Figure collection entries
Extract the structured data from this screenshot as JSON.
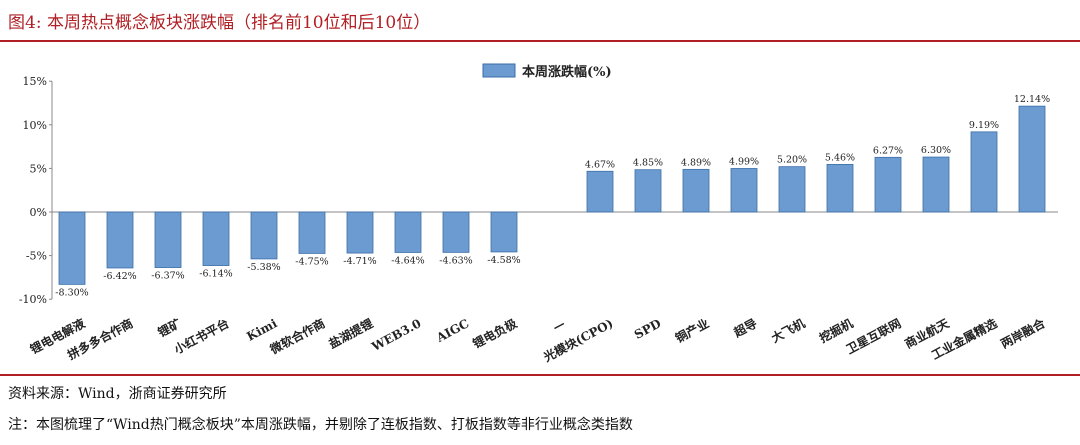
{
  "figure_title": "图4:  本周热点概念板块涨跌幅（排名前10位和后10位）",
  "source": "资料来源：Wind，浙商证券研究所",
  "note": "注：本图梳理了“Wind热门概念板块”本周涨跌幅，并剔除了连板指数、打板指数等非行业概念类指数",
  "chart_data": {
    "type": "bar",
    "title": "",
    "xlabel": "",
    "ylabel": "",
    "ylim": [
      -10,
      15
    ],
    "yticks": [
      "-10%",
      "-5%",
      "0%",
      "5%",
      "10%",
      "15%"
    ],
    "grid": false,
    "legend_placement": "top-center",
    "bar_color": "#6b9bd1",
    "categories": [
      "锂电电解液",
      "拼多多合作商",
      "锂矿",
      "小红书平台",
      "Kimi",
      "微软合作商",
      "盐湖提锂",
      "WEB3.0",
      "AIGC",
      "锂电负极",
      "—",
      "光模块(CPO)",
      "SPD",
      "铜产业",
      "超导",
      "大飞机",
      "挖掘机",
      "卫星互联网",
      "商业航天",
      "工业金属精选",
      "两岸融合"
    ],
    "series": [
      {
        "name": "本周涨跌幅(%)",
        "values": [
          -8.3,
          -6.42,
          -6.37,
          -6.14,
          -5.38,
          -4.75,
          -4.71,
          -4.64,
          -4.63,
          -4.58,
          null,
          4.67,
          4.85,
          4.89,
          4.99,
          5.2,
          5.46,
          6.27,
          6.3,
          9.19,
          12.14
        ],
        "labels": [
          "-8.30%",
          "-6.42%",
          "-6.37%",
          "-6.14%",
          "-5.38%",
          "-4.75%",
          "-4.71%",
          "-4.64%",
          "-4.63%",
          "-4.58%",
          "",
          "4.67%",
          "4.85%",
          "4.89%",
          "4.99%",
          "5.20%",
          "5.46%",
          "6.27%",
          "6.30%",
          "9.19%",
          "12.14%"
        ]
      }
    ]
  }
}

◆ The problem
Produce an exact copy of each line of data, skipping embedded images.

◆ Solution for this exercise
Extract the structured data from this screenshot as JSON.
{
  "figure_title": "图4:  本周热点概念板块涨跌幅（排名前10位和后10位）",
  "source": "资料来源：Wind，浙商证券研究所",
  "note": "注：本图梳理了“Wind热门概念板块”本周涨跌幅，并剔除了连板指数、打板指数等非行业概念类指数",
  "chart_data": {
    "type": "bar",
    "title": "",
    "xlabel": "",
    "ylabel": "",
    "ylim": [
      -10,
      15
    ],
    "yticks": [
      "-10%",
      "-5%",
      "0%",
      "5%",
      "10%",
      "15%"
    ],
    "grid": false,
    "legend_placement": "top-center",
    "bar_color": "#6b9bd1",
    "categories": [
      "锂电电解液",
      "拼多多合作商",
      "锂矿",
      "小红书平台",
      "Kimi",
      "微软合作商",
      "盐湖提锂",
      "WEB3.0",
      "AIGC",
      "锂电负极",
      "—",
      "光模块(CPO)",
      "SPD",
      "铜产业",
      "超导",
      "大飞机",
      "挖掘机",
      "卫星互联网",
      "商业航天",
      "工业金属精选",
      "两岸融合"
    ],
    "series": [
      {
        "name": "本周涨跌幅(%)",
        "values": [
          -8.3,
          -6.42,
          -6.37,
          -6.14,
          -5.38,
          -4.75,
          -4.71,
          -4.64,
          -4.63,
          -4.58,
          null,
          4.67,
          4.85,
          4.89,
          4.99,
          5.2,
          5.46,
          6.27,
          6.3,
          9.19,
          12.14
        ],
        "labels": [
          "-8.30%",
          "-6.42%",
          "-6.37%",
          "-6.14%",
          "-5.38%",
          "-4.75%",
          "-4.71%",
          "-4.64%",
          "-4.63%",
          "-4.58%",
          "",
          "4.67%",
          "4.85%",
          "4.89%",
          "4.99%",
          "5.20%",
          "5.46%",
          "6.27%",
          "6.30%",
          "9.19%",
          "12.14%"
        ]
      }
    ]
  }
}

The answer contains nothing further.